To do: Each line that follows should be printed again exactly as it stands.

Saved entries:
************
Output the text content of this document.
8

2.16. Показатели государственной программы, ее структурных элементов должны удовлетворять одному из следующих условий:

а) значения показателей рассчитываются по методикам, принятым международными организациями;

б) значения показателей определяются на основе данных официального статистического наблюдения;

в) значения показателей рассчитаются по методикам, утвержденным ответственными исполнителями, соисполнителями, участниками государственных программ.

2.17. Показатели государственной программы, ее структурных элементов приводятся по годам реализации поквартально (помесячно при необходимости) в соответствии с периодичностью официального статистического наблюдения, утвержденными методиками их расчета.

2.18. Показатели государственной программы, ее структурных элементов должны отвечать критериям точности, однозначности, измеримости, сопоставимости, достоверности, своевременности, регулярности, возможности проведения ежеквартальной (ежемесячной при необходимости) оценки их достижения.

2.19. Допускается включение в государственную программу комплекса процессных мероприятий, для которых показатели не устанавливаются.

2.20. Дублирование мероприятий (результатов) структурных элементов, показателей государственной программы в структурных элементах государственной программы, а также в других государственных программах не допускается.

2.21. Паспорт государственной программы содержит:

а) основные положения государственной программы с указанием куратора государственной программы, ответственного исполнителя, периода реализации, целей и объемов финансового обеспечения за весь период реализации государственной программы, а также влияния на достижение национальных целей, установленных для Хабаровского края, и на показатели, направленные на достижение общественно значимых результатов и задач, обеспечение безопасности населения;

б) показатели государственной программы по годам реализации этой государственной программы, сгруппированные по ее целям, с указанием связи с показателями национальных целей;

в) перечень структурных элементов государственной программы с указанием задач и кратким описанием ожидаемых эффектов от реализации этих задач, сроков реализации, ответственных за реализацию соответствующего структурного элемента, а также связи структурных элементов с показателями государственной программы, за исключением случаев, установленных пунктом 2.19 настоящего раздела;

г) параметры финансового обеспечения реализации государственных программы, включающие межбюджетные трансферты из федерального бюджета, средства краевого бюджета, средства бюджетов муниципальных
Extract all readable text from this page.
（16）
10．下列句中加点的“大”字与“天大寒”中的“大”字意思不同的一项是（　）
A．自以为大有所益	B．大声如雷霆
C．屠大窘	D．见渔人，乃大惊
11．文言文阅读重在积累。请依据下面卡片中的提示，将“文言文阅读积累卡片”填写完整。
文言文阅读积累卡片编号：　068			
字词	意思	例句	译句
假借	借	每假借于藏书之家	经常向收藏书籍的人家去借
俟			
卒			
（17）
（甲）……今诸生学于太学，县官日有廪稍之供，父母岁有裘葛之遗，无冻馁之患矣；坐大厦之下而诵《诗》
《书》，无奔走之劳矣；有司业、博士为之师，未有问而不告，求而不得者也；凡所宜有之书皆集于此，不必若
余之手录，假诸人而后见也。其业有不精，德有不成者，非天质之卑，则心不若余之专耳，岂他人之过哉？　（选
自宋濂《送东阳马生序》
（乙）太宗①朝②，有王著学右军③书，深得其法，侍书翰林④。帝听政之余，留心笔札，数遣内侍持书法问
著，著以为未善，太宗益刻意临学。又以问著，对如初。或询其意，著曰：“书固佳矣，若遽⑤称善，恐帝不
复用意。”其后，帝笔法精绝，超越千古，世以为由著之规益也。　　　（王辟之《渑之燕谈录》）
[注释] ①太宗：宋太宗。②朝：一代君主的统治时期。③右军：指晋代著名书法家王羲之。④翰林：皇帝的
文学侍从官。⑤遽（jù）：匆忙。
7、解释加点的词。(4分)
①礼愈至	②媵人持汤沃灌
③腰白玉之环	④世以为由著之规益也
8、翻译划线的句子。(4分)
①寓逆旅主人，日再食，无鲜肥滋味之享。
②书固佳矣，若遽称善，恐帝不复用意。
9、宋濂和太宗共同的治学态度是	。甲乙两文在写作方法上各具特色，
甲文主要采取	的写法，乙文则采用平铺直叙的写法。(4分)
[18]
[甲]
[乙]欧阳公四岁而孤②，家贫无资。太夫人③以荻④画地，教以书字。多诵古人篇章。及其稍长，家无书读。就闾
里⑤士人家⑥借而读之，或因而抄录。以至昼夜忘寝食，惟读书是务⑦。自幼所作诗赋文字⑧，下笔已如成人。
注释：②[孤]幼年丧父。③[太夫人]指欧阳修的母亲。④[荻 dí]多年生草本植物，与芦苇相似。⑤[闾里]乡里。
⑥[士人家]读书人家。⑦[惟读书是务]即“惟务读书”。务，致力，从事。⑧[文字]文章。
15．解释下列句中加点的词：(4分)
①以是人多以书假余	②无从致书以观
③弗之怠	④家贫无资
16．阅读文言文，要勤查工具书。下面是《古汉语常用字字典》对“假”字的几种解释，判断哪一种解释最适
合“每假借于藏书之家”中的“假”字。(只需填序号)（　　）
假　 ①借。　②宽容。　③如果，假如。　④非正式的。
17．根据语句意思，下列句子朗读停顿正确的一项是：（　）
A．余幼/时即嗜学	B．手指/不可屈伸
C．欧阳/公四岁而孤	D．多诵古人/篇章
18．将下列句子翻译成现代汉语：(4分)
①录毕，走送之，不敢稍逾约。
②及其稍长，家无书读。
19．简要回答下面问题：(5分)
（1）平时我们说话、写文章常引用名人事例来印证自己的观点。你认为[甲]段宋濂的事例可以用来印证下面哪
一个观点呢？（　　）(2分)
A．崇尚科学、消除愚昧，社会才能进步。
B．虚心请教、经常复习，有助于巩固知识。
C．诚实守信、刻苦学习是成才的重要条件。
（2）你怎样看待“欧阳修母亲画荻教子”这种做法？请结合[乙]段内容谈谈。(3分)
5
************
Result for this exercise:
Output the text content of this document.
8

2.16. Показатели государственной программы, ее структурных элементов должны удовлетворять одному из следующих условий:

а) значения показателей рассчитываются по методикам, принятым международными организациями;

б) значения показателей определяются на основе данных официального статистического наблюдения;

в) значения показателей рассчитаются по методикам, утвержденным ответственными исполнителями, соисполнителями, участниками государственных программ.

2.17. Показатели государственной программы, ее структурных элементов приводятся по годам реализации поквартально (помесячно при необходимости) в соответствии с периодичностью официального статистического наблюдения, утвержденными методиками их расчета.

2.18. Показатели государственной программы, ее структурных элементов должны отвечать критериям точности, однозначности, измеримости, сопоставимости, достоверности, своевременности, регулярности, возможности проведения ежеквартальной (ежемесячной при необходимости) оценки их достижения.

2.19. Допускается включение в государственную программу комплекса процессных мероприятий, для которых показатели не устанавливаются.

2.20. Дублирование мероприятий (результатов) структурных элементов, показателей государственной программы в структурных элементах государственной программы, а также в других государственных программах не допускается.

2.21. Паспорт государственной программы содержит:

а) основные положения государственной программы с указанием куратора государственной программы, ответственного исполнителя, периода реализации, целей и объемов финансового обеспечения за весь период реализации государственной программы, а также влияния на достижение национальных целей, установленных для Хабаровского края, и на показатели, направленные на достижение общественно значимых результатов и задач, обеспечение безопасности населения;

б) показатели государственной программы по годам реализации этой государственной программы, сгруппированные по ее целям, с указанием связи с показателями национальных целей;

в) перечень структурных элементов государственной программы с указанием задач и кратким описанием ожидаемых эффектов от реализации этих задач, сроков реализации, ответственных за реализацию соответствующего структурного элемента, а также связи структурных элементов с показателями государственной программы, за исключением случаев, установленных пунктом 2.19 настоящего раздела;

г) параметры финансового обеспечения реализации государственных программы, включающие межбюджетные трансферты из федерального бюджета, средства краевого бюджета, средства бюджетов муниципальных
Extract all readable text from this page.
（16）
10．下列句中加点的“大”字与“天大寒”中的“大”字意思不同的一项是（　）
A．自以为大有所益	B．大声如雷霆
C．屠大窘	D．见渔人，乃大惊
11．文言文阅读重在积累。请依据下面卡片中的提示，将“文言文阅读积累卡片”填写完整。
文言文阅读积累卡片编号：　068			
字词	意思	例句	译句
假借	借	每假借于藏书之家	经常向收藏书籍的人家去借
俟			
卒			
（17）
（甲）……今诸生学于太学，县官日有廪稍之供，父母岁有裘葛之遗，无冻馁之患矣；坐大厦之下而诵《诗》
《书》，无奔走之劳矣；有司业、博士为之师，未有问而不告，求而不得者也；凡所宜有之书皆集于此，不必若
余之手录，假诸人而后见也。其业有不精，德有不成者，非天质之卑，则心不若余之专耳，岂他人之过哉？　（选
自宋濂《送东阳马生序》
（乙）太宗①朝②，有王著学右军③书，深得其法，侍书翰林④。帝听政之余，留心笔札，数遣内侍持书法问
著，著以为未善，太宗益刻意临学。又以问著，对如初。或询其意，著曰：“书固佳矣，若遽⑤称善，恐帝不
复用意。”其后，帝笔法精绝，超越千古，世以为由著之规益也。　　　（王辟之《渑之燕谈录》）
[注释] ①太宗：宋太宗。②朝：一代君主的统治时期。③右军：指晋代著名书法家王羲之。④翰林：皇帝的
文学侍从官。⑤遽（jù）：匆忙。
7、解释加点的词。(4分)
①礼愈至	②媵人持汤沃灌
③腰白玉之环	④世以为由著之规益也
8、翻译划线的句子。(4分)
①寓逆旅主人，日再食，无鲜肥滋味之享。
②书固佳矣，若遽称善，恐帝不复用意。
9、宋濂和太宗共同的治学态度是	。甲乙两文在写作方法上各具特色，
甲文主要采取	的写法，乙文则采用平铺直叙的写法。(4分)
[18]
[甲]
[乙]欧阳公四岁而孤②，家贫无资。太夫人③以荻④画地，教以书字。多诵古人篇章。及其稍长，家无书读。就闾
里⑤士人家⑥借而读之，或因而抄录。以至昼夜忘寝食，惟读书是务⑦。自幼所作诗赋文字⑧，下笔已如成人。
注释：②[孤]幼年丧父。③[太夫人]指欧阳修的母亲。④[荻 dí]多年生草本植物，与芦苇相似。⑤[闾里]乡里。
⑥[士人家]读书人家。⑦[惟读书是务]即“惟务读书”。务，致力，从事。⑧[文字]文章。
15．解释下列句中加点的词：(4分)
①以是人多以书假余	②无从致书以观
③弗之怠	④家贫无资
16．阅读文言文，要勤查工具书。下面是《古汉语常用字字典》对“假”字的几种解释，判断哪一种解释最适
合“每假借于藏书之家”中的“假”字。(只需填序号)（　　）
假　 ①借。　②宽容。　③如果，假如。　④非正式的。
17．根据语句意思，下列句子朗读停顿正确的一项是：（　）
A．余幼/时即嗜学	B．手指/不可屈伸
C．欧阳/公四岁而孤	D．多诵古人/篇章
18．将下列句子翻译成现代汉语：(4分)
①录毕，走送之，不敢稍逾约。
②及其稍长，家无书读。
19．简要回答下面问题：(5分)
（1）平时我们说话、写文章常引用名人事例来印证自己的观点。你认为[甲]段宋濂的事例可以用来印证下面哪
一个观点呢？（　　）(2分)
A．崇尚科学、消除愚昧，社会才能进步。
B．虚心请教、经常复习，有助于巩固知识。
C．诚实守信、刻苦学习是成才的重要条件。
（2）你怎样看待“欧阳修母亲画荻教子”这种做法？请结合[乙]段内容谈谈。(3分)
5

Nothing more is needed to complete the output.